Beneath this task is a listing; retype all of it exactly.

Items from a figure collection

● ● ●

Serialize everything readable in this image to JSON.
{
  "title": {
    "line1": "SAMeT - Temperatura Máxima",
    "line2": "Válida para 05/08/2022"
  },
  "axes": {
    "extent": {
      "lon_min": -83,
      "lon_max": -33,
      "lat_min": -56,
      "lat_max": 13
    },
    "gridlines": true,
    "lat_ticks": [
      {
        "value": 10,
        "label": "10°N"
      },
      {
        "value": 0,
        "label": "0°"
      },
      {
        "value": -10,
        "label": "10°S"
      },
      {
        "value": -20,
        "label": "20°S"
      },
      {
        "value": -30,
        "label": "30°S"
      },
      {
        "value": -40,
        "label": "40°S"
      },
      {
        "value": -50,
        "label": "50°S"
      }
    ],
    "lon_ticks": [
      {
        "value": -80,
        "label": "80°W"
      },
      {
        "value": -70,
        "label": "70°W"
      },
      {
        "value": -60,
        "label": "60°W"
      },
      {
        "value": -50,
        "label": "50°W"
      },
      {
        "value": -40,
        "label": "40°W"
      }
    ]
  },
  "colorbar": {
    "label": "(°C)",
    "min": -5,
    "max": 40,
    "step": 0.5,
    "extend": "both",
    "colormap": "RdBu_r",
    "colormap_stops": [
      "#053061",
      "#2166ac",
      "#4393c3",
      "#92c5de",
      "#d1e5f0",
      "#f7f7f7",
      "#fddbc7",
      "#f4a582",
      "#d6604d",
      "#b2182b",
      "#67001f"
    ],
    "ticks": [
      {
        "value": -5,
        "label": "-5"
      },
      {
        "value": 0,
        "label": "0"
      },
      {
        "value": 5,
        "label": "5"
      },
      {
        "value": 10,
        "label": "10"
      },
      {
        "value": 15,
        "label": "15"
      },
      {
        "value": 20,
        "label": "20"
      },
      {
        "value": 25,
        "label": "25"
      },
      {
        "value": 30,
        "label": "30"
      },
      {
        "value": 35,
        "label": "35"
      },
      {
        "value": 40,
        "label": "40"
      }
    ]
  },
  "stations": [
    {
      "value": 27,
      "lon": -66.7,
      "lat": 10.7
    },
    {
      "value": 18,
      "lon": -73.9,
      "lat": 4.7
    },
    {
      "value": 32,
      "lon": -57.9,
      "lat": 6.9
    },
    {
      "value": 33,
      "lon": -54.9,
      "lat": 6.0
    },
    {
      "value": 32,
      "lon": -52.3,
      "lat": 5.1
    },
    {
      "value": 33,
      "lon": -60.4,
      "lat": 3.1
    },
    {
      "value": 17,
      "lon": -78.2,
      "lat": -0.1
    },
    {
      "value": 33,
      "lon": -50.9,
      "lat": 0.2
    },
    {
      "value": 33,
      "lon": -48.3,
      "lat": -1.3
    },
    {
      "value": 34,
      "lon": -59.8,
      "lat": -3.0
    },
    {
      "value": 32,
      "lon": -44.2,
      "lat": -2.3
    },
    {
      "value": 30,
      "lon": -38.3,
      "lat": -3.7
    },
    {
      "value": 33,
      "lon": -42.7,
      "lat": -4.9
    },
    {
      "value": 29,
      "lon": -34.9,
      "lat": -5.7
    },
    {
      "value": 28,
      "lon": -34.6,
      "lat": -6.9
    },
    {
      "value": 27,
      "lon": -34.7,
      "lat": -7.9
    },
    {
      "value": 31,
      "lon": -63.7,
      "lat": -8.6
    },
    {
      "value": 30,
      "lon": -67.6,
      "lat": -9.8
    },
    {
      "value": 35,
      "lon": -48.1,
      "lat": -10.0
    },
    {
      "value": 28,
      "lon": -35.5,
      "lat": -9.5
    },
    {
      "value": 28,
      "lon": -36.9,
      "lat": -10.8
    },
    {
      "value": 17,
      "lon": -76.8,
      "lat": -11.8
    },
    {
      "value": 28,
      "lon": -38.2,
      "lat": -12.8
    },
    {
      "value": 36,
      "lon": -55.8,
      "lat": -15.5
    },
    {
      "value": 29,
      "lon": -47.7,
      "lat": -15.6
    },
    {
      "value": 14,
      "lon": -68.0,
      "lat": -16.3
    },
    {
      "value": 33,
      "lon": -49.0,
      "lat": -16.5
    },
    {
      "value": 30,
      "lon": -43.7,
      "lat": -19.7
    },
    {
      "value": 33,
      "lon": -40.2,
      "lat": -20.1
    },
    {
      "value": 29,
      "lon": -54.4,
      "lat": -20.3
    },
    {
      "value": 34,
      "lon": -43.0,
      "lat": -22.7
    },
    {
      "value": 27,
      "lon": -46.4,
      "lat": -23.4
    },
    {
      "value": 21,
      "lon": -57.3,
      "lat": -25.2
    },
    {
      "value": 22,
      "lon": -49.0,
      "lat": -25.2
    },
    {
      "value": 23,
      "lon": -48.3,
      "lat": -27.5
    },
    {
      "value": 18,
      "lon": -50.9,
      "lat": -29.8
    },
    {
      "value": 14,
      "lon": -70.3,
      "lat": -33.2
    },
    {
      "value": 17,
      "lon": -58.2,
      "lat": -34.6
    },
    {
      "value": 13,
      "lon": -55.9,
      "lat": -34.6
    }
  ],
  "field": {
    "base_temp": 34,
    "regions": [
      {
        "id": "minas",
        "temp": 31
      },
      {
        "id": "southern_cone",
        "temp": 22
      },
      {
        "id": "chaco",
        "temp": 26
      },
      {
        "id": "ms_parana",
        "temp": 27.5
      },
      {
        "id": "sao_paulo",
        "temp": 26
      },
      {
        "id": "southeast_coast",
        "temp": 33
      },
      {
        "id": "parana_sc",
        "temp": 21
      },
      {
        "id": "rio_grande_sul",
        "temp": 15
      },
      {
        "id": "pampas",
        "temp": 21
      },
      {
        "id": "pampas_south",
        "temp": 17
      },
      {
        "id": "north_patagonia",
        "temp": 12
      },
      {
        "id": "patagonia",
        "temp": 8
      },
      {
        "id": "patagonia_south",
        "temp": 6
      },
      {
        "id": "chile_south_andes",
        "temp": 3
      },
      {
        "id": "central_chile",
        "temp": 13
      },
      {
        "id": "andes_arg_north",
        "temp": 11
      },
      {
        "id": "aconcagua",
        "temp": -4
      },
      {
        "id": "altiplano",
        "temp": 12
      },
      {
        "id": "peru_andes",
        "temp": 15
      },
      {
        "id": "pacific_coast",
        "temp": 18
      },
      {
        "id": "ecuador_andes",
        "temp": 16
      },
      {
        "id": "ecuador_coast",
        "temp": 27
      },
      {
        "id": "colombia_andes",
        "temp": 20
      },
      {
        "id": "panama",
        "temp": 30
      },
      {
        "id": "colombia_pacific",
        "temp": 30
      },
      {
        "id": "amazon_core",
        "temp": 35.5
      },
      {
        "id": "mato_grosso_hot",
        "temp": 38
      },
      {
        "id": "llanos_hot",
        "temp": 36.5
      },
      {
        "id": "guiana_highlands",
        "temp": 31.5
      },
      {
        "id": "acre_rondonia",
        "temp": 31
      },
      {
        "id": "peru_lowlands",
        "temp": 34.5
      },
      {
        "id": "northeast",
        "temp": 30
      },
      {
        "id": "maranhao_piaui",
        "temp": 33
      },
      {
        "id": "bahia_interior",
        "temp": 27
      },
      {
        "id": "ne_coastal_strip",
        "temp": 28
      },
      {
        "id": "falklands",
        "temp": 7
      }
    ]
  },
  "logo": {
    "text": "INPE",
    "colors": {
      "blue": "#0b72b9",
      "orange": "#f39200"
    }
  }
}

● ● ●

▶ EXERCISE OUTPUT
Serialize everything readable in this image to JSON.
{
  "title": {
    "line1": "SAMeT - Temperatura Máxima",
    "line2": "Válida para 05/08/2022"
  },
  "axes": {
    "extent": {
      "lon_min": -83,
      "lon_max": -33,
      "lat_min": -56,
      "lat_max": 13
    },
    "gridlines": true,
    "lat_ticks": [
      {
        "value": 10,
        "label": "10°N"
      },
      {
        "value": 0,
        "label": "0°"
      },
      {
        "value": -10,
        "label": "10°S"
      },
      {
        "value": -20,
        "label": "20°S"
      },
      {
        "value": -30,
        "label": "30°S"
      },
      {
        "value": -40,
        "label": "40°S"
      },
      {
        "value": -50,
        "label": "50°S"
      }
    ],
    "lon_ticks": [
      {
        "value": -80,
        "label": "80°W"
      },
      {
        "value": -70,
        "label": "70°W"
      },
      {
        "value": -60,
        "label": "60°W"
      },
      {
        "value": -50,
        "label": "50°W"
      },
      {
        "value": -40,
        "label": "40°W"
      }
    ]
  },
  "colorbar": {
    "label": "(°C)",
    "min": -5,
    "max": 40,
    "step": 0.5,
    "extend": "both",
    "colormap": "RdBu_r",
    "colormap_stops": [
      "#053061",
      "#2166ac",
      "#4393c3",
      "#92c5de",
      "#d1e5f0",
      "#f7f7f7",
      "#fddbc7",
      "#f4a582",
      "#d6604d",
      "#b2182b",
      "#67001f"
    ],
    "ticks": [
      {
        "value": -5,
        "label": "-5"
      },
      {
        "value": 0,
        "label": "0"
      },
      {
        "value": 5,
        "label": "5"
      },
      {
        "value": 10,
        "label": "10"
      },
      {
        "value": 15,
        "label": "15"
      },
      {
        "value": 20,
        "label": "20"
      },
      {
        "value": 25,
        "label": "25"
      },
      {
        "value": 30,
        "label": "30"
      },
      {
        "value": 35,
        "label": "35"
      },
      {
        "value": 40,
        "label": "40"
      }
    ]
  },
  "stations": [
    {
      "value": 27,
      "lon": -66.7,
      "lat": 10.7
    },
    {
      "value": 18,
      "lon": -73.9,
      "lat": 4.7
    },
    {
      "value": 32,
      "lon": -57.9,
      "lat": 6.9
    },
    {
      "value": 33,
      "lon": -54.9,
      "lat": 6.0
    },
    {
      "value": 32,
      "lon": -52.3,
      "lat": 5.1
    },
    {
      "value": 33,
      "lon": -60.4,
      "lat": 3.1
    },
    {
      "value": 17,
      "lon": -78.2,
      "lat": -0.1
    },
    {
      "value": 33,
      "lon": -50.9,
      "lat": 0.2
    },
    {
      "value": 33,
      "lon": -48.3,
      "lat": -1.3
    },
    {
      "value": 34,
      "lon": -59.8,
      "lat": -3.0
    },
    {
      "value": 32,
      "lon": -44.2,
      "lat": -2.3
    },
    {
      "value": 30,
      "lon": -38.3,
      "lat": -3.7
    },
    {
      "value": 33,
      "lon": -42.7,
      "lat": -4.9
    },
    {
      "value": 29,
      "lon": -34.9,
      "lat": -5.7
    },
    {
      "value": 28,
      "lon": -34.6,
      "lat": -6.9
    },
    {
      "value": 27,
      "lon": -34.7,
      "lat": -7.9
    },
    {
      "value": 31,
      "lon": -63.7,
      "lat": -8.6
    },
    {
      "value": 30,
      "lon": -67.6,
      "lat": -9.8
    },
    {
      "value": 35,
      "lon": -48.1,
      "lat": -10.0
    },
    {
      "value": 28,
      "lon": -35.5,
      "lat": -9.5
    },
    {
      "value": 28,
      "lon": -36.9,
      "lat": -10.8
    },
    {
      "value": 17,
      "lon": -76.8,
      "lat": -11.8
    },
    {
      "value": 28,
      "lon": -38.2,
      "lat": -12.8
    },
    {
      "value": 36,
      "lon": -55.8,
      "lat": -15.5
    },
    {
      "value": 29,
      "lon": -47.7,
      "lat": -15.6
    },
    {
      "value": 14,
      "lon": -68.0,
      "lat": -16.3
    },
    {
      "value": 33,
      "lon": -49.0,
      "lat": -16.5
    },
    {
      "value": 30,
      "lon": -43.7,
      "lat": -19.7
    },
    {
      "value": 33,
      "lon": -40.2,
      "lat": -20.1
    },
    {
      "value": 29,
      "lon": -54.4,
      "lat": -20.3
    },
    {
      "value": 34,
      "lon": -43.0,
      "lat": -22.7
    },
    {
      "value": 27,
      "lon": -46.4,
      "lat": -23.4
    },
    {
      "value": 21,
      "lon": -57.3,
      "lat": -25.2
    },
    {
      "value": 22,
      "lon": -49.0,
      "lat": -25.2
    },
    {
      "value": 23,
      "lon": -48.3,
      "lat": -27.5
    },
    {
      "value": 18,
      "lon": -50.9,
      "lat": -29.8
    },
    {
      "value": 14,
      "lon": -70.3,
      "lat": -33.2
    },
    {
      "value": 17,
      "lon": -58.2,
      "lat": -34.6
    },
    {
      "value": 13,
      "lon": -55.9,
      "lat": -34.6
    }
  ],
  "field": {
    "base_temp": 34,
    "regions": [
      {
        "id": "minas",
        "temp": 31
      },
      {
        "id": "southern_cone",
        "temp": 22
      },
      {
        "id": "chaco",
        "temp": 26
      },
      {
        "id": "ms_parana",
        "temp": 27.5
      },
      {
        "id": "sao_paulo",
        "temp": 26
      },
      {
        "id": "southeast_coast",
        "temp": 33
      },
      {
        "id": "parana_sc",
        "temp": 21
      },
      {
        "id": "rio_grande_sul",
        "temp": 15
      },
      {
        "id": "pampas",
        "temp": 21
      },
      {
        "id": "pampas_south",
        "temp": 17
      },
      {
        "id": "north_patagonia",
        "temp": 12
      },
      {
        "id": "patagonia",
        "temp": 8
      },
      {
        "id": "patagonia_south",
        "temp": 6
      },
      {
        "id": "chile_south_andes",
        "temp": 3
      },
      {
        "id": "central_chile",
        "temp": 13
      },
      {
        "id": "andes_arg_north",
        "temp": 11
      },
      {
        "id": "aconcagua",
        "temp": -4
      },
      {
        "id": "altiplano",
        "temp": 12
      },
      {
        "id": "peru_andes",
        "temp": 15
      },
      {
        "id": "pacific_coast",
        "temp": 18
      },
      {
        "id": "ecuador_andes",
        "temp": 16
      },
      {
        "id": "ecuador_coast",
        "temp": 27
      },
      {
        "id": "colombia_andes",
        "temp": 20
      },
      {
        "id": "panama",
        "temp": 30
      },
      {
        "id": "colombia_pacific",
        "temp": 30
      },
      {
        "id": "amazon_core",
        "temp": 35.5
      },
      {
        "id": "mato_grosso_hot",
        "temp": 38
      },
      {
        "id": "llanos_hot",
        "temp": 36.5
      },
      {
        "id": "guiana_highlands",
        "temp": 31.5
      },
      {
        "id": "acre_rondonia",
        "temp": 31
      },
      {
        "id": "peru_lowlands",
        "temp": 34.5
      },
      {
        "id": "northeast",
        "temp": 30
      },
      {
        "id": "maranhao_piaui",
        "temp": 33
      },
      {
        "id": "bahia_interior",
        "temp": 27
      },
      {
        "id": "ne_coastal_strip",
        "temp": 28
      },
      {
        "id": "falklands",
        "temp": 7
      }
    ]
  },
  "logo": {
    "text": "INPE",
    "colors": {
      "blue": "#0b72b9",
      "orange": "#f39200"
    }
  }
}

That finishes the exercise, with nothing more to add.